[start QUOTED TEXT]
Thursday, September 17, 2009

If you thought the Kennedys were popular in the US...

... you should visit Ireland. Everyone loves Ted Kennedy, and JFK's visit to the Michael Collins Barracks in Cork was featured more prominently in the museum than the Michael Collins stuff. And they have Kennedy curse conspiracy shows on TV.

My photos are now online. Check them out at my website. They'll probably make more sense if you read this entry first, though.

So, I've officially been in Ireland for a month now. It simultaneously feels as if I've been here for much longer and as though I've just arrived. The strangest thing is that my Early Start Semester class, which I haven't even explained to you, ended today. But more about that later!
[end QUOTED TEXT]
[start EXTRACTED INFORMATION]
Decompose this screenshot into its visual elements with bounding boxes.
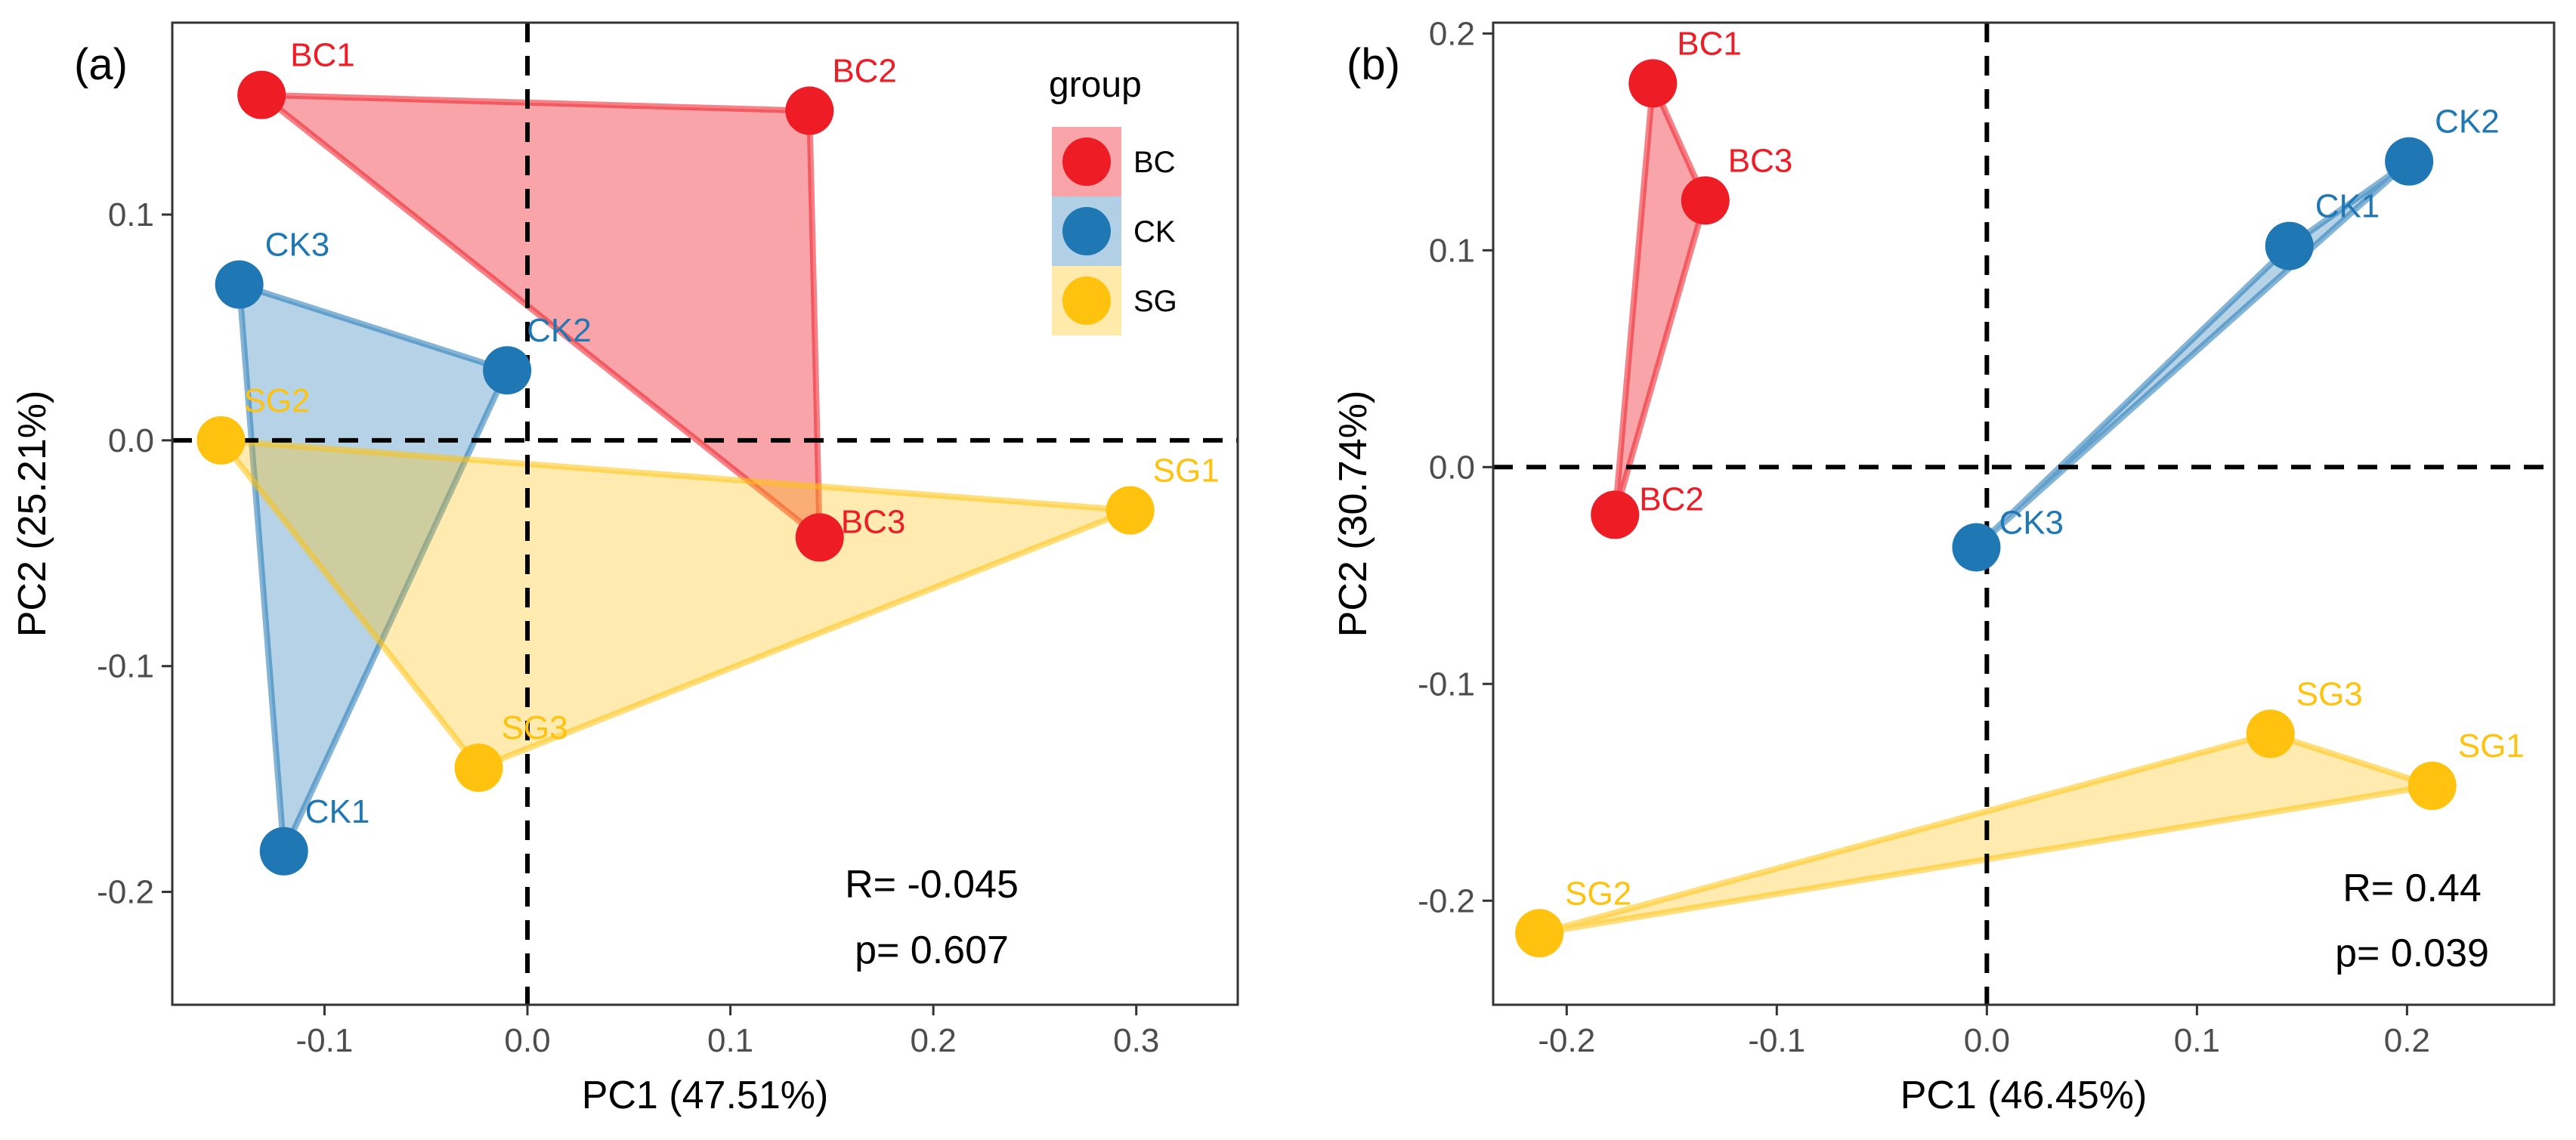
legend-label-sg: SG bbox=[1133, 285, 1177, 318]
hull-layer-a bbox=[218, 91, 1133, 854]
point-label-bc3-a: BC3 bbox=[841, 503, 906, 540]
x-tick-label-3-b: 0.1 bbox=[2174, 1022, 2220, 1059]
point-ck3-b bbox=[1952, 523, 2001, 572]
point-label-layer-b: BC1 BC2 BC3 CK1 CK2 CK3 SG1 SG2 SG3 bbox=[1565, 25, 2525, 912]
point-label-bc3-b: BC3 bbox=[1728, 142, 1793, 179]
stat-r-a: R= -0.045 bbox=[845, 863, 1019, 907]
point-label-ck2-b: CK2 bbox=[2435, 103, 2500, 141]
y-tick-label-2-b: 0.0 bbox=[1429, 449, 1475, 486]
point-layer-a bbox=[196, 70, 1155, 876]
point-layer-b bbox=[1515, 59, 2457, 958]
x-tick-label-0-b: -0.2 bbox=[1538, 1022, 1595, 1059]
point-label-sg3-a: SG3 bbox=[502, 709, 568, 746]
legend-item-sg: SG bbox=[1052, 266, 1177, 335]
x-tick-label-4-a: 0.3 bbox=[1113, 1022, 1159, 1059]
point-bc1-a bbox=[237, 70, 286, 119]
y-tick-label-2-a: 0.0 bbox=[108, 422, 154, 459]
x-tick-label-1-a: 0.0 bbox=[504, 1022, 550, 1059]
point-label-sg1-b: SG1 bbox=[2458, 728, 2525, 765]
y-tick-label-0-a: -0.2 bbox=[97, 874, 154, 911]
x-ticks-a: -0.1 0.0 0.1 0.2 0.3 bbox=[296, 1005, 1159, 1059]
y-axis-title-a: PC2 (25.21%) bbox=[11, 391, 54, 638]
y-ticks-b: -0.2 -0.1 0.0 0.1 0.2 bbox=[1418, 15, 1493, 919]
x-axis-title-b: PC1 (46.45%) bbox=[1900, 1074, 2148, 1117]
point-label-bc1-b: BC1 bbox=[1677, 25, 1742, 62]
point-label-sg1-a: SG1 bbox=[1153, 453, 1220, 490]
hull-ck-b bbox=[1973, 158, 2413, 551]
reference-lines-b bbox=[1493, 23, 2554, 1005]
panel-b: (b) BC1 BC2 BC3 CK1 CK2 CK3 SG1 SG2 SG3 -0.2 -0.1… bbox=[1331, 15, 2556, 1117]
point-sg1-b bbox=[2407, 762, 2457, 811]
point-bc3-a bbox=[795, 513, 844, 562]
point-label-ck2-a: CK2 bbox=[527, 312, 592, 349]
point-label-ck3-a: CK3 bbox=[265, 227, 330, 264]
x-axis-title-a: PC1 (47.51%) bbox=[582, 1074, 829, 1117]
legend-label-ck: CK bbox=[1133, 215, 1176, 249]
point-label-ck1-b: CK1 bbox=[2315, 188, 2380, 225]
y-tick-label-1-b: -0.1 bbox=[1418, 666, 1475, 703]
legend-marker-ck bbox=[1062, 207, 1111, 255]
y-tick-label-1-a: -0.1 bbox=[97, 648, 154, 685]
panel-label-b: (b) bbox=[1347, 40, 1400, 89]
point-ck1-a bbox=[259, 826, 308, 876]
legend-item-bc: BC bbox=[1052, 127, 1176, 196]
point-label-sg2-b: SG2 bbox=[1565, 875, 1631, 912]
x-tick-label-0-a: -0.1 bbox=[296, 1022, 354, 1059]
x-tick-label-4-b: 0.2 bbox=[2384, 1022, 2430, 1059]
stat-p-a: p= 0.607 bbox=[855, 928, 1009, 972]
point-sg3-b bbox=[2246, 709, 2295, 758]
point-ck2-a bbox=[483, 346, 532, 395]
point-ck1-b bbox=[2265, 221, 2314, 270]
legend-label-bc: BC bbox=[1133, 146, 1176, 179]
point-sg2-b bbox=[1515, 909, 1564, 958]
x-tick-label-1-b: -0.1 bbox=[1748, 1022, 1805, 1059]
plot-frame-b bbox=[1492, 21, 2556, 1006]
point-bc3-b bbox=[1681, 176, 1730, 225]
y-tick-label-0-b: -0.2 bbox=[1418, 882, 1475, 919]
point-label-sg2-a: SG2 bbox=[243, 382, 310, 419]
legend-item-ck: CK bbox=[1052, 196, 1176, 266]
hull-bc-b bbox=[1612, 80, 1709, 518]
point-sg3-a bbox=[454, 743, 503, 792]
y-tick-label-3-a: 0.1 bbox=[108, 196, 154, 233]
panel-a: (a) BC1 BC2 BC3 CK1 CK2 CK3 SG1 SG2 SG3 -0.1 0.0 0… bbox=[11, 21, 1239, 1117]
y-tick-label-3-b: 0.1 bbox=[1429, 232, 1475, 269]
x-ticks-b: -0.2 -0.1 0.0 0.1 0.2 bbox=[1538, 1005, 2430, 1059]
point-label-bc2-a: BC2 bbox=[832, 53, 897, 90]
stat-p-b: p= 0.039 bbox=[2335, 931, 2489, 975]
point-sg2-a bbox=[196, 416, 246, 465]
x-tick-label-2-b: 0.0 bbox=[1964, 1022, 2010, 1059]
reference-lines-a bbox=[172, 23, 1238, 1005]
point-label-layer-a: BC1 BC2 BC3 CK1 CK2 CK3 SG1 SG2 SG3 bbox=[243, 37, 1219, 830]
panel-label-a: (a) bbox=[74, 40, 128, 89]
plot-frame-a bbox=[171, 21, 1239, 1006]
point-label-sg3-b: SG3 bbox=[2296, 675, 2363, 712]
legend-title: group bbox=[1049, 65, 1142, 105]
point-sg1-a bbox=[1106, 486, 1155, 535]
point-ck2-b bbox=[2385, 137, 2434, 186]
point-label-bc2-b: BC2 bbox=[1639, 480, 1704, 517]
x-tick-label-3-a: 0.2 bbox=[911, 1022, 957, 1059]
point-label-bc1-a: BC1 bbox=[290, 37, 355, 74]
hull-bc-a bbox=[258, 91, 823, 541]
y-tick-label-4-b: 0.2 bbox=[1429, 15, 1475, 52]
x-tick-label-2-a: 0.1 bbox=[707, 1022, 753, 1059]
point-label-ck1-a: CK1 bbox=[305, 793, 370, 830]
point-bc2-a bbox=[785, 86, 834, 135]
y-axis-title-b: PC2 (30.74%) bbox=[1331, 391, 1375, 638]
point-label-ck3-b: CK3 bbox=[1999, 504, 2064, 541]
point-ck3-a bbox=[215, 260, 264, 309]
legend-marker-bc bbox=[1062, 137, 1111, 186]
point-bc1-b bbox=[1628, 59, 1678, 108]
hull-ck-a bbox=[236, 281, 511, 854]
hull-sg-a bbox=[218, 437, 1133, 771]
stat-r-b: R= 0.44 bbox=[2343, 867, 2482, 910]
point-bc2-b bbox=[1591, 490, 1640, 539]
legend: group BC CK SG bbox=[1049, 65, 1177, 335]
legend-marker-sg bbox=[1062, 277, 1111, 325]
y-ticks-a: -0.2 -0.1 0.0 0.1 bbox=[97, 196, 172, 911]
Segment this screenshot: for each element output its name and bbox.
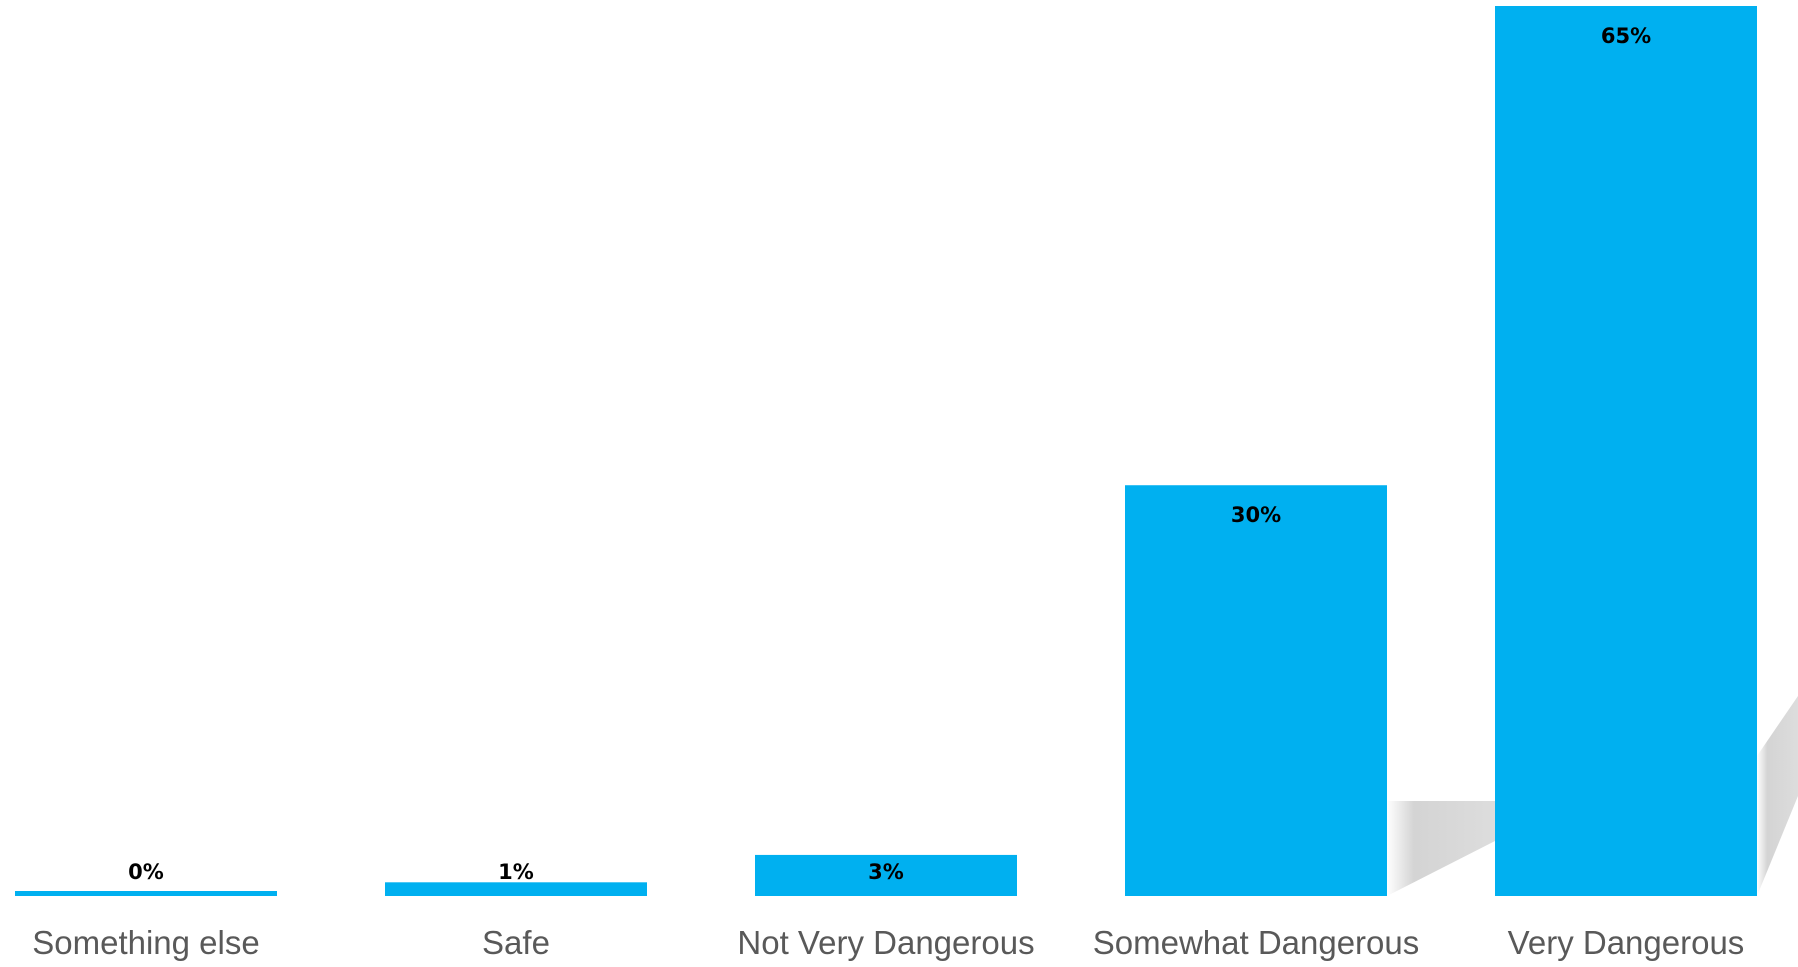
[end EXTRACTED INFORMATION]
▶ **TASKS AND EXERCISES**
1. Answer from the blog post about Ireland:
(a) Whose visit to the Michael Collins Barracks in Cork was featured in the museum?
(b) How long has the writer officially been in Ireland?
(c) Which class ended today?
2. In the records, swap "hull-layer-a" for "hull-group-a" from the line with "legend-label-sg: SG bbox=[1133, 285, 1177, 318]" to the line with "point-layer-b bbox=[1515, 59, 2457, 958]", leaving everything else unchanged. Return only those lines.
The blog post and the records have no connection to each other.

▶ **WRITTEN ANSWERS**
1.
(a) JFK's
(b) A month
(c) The Early Start Semester class

2.
legend-label-sg: SG bbox=[1133, 285, 1177, 318]
hull-group-a bbox=[218, 91, 1133, 854]
point-label-bc3-a: BC3 bbox=[841, 503, 906, 540]
x-tick-label-3-b: 0.1 bbox=[2174, 1022, 2220, 1059]
point-ck3-b bbox=[1952, 523, 2001, 572]
point-label-layer-b: BC1 BC2 BC3 CK1 CK2 CK3 SG1 SG2 SG3 bbox=[1565, 25, 2525, 912]
point-label-bc3-b: BC3 bbox=[1728, 142, 1793, 179]
stat-r-a: R= -0.045 bbox=[845, 863, 1019, 907]
point-label-ck2-b: CK2 bbox=[2435, 103, 2500, 141]
y-tick-label-2-b: 0.0 bbox=[1429, 449, 1475, 486]
point-layer-a bbox=[196, 70, 1155, 876]
point-layer-b bbox=[1515, 59, 2457, 958]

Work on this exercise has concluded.